Goal of the exercise
Copy out all the lines exactly. Omit pictures.

## BEGIN Available data

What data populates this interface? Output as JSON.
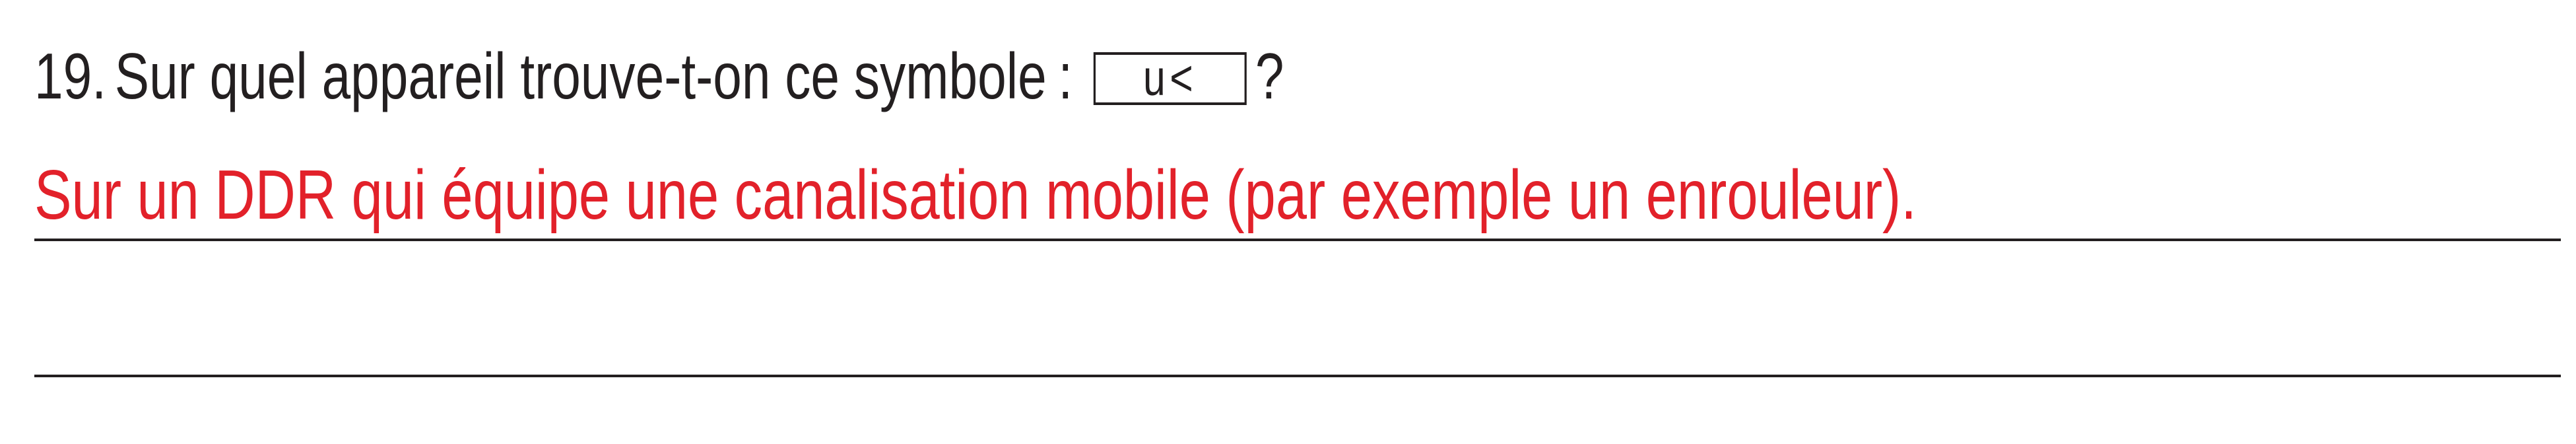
{
  "question": {
    "number": "19.",
    "text": "Sur quel appareil trouve-t-on ce symbole",
    "colon": ":",
    "symbol": "u<",
    "question_mark": "?"
  },
  "answer": {
    "text": "Sur un DDR qui équipe une canalisation mobile (par exemple un enrouleur)."
  },
  "colors": {
    "question_text": "#231f20",
    "answer_text": "#e2212a",
    "rule": "#231f20"
  }
}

## END Available data

Answer to this problem
What data populates this interface? Output as JSON.
{
  "question": {
    "number": "19.",
    "text": "Sur quel appareil trouve-t-on ce symbole",
    "colon": ":",
    "symbol": "u<",
    "question_mark": "?"
  },
  "answer": {
    "text": "Sur un DDR qui équipe une canalisation mobile (par exemple un enrouleur)."
  },
  "colors": {
    "question_text": "#231f20",
    "answer_text": "#e2212a",
    "rule": "#231f20"
  }
}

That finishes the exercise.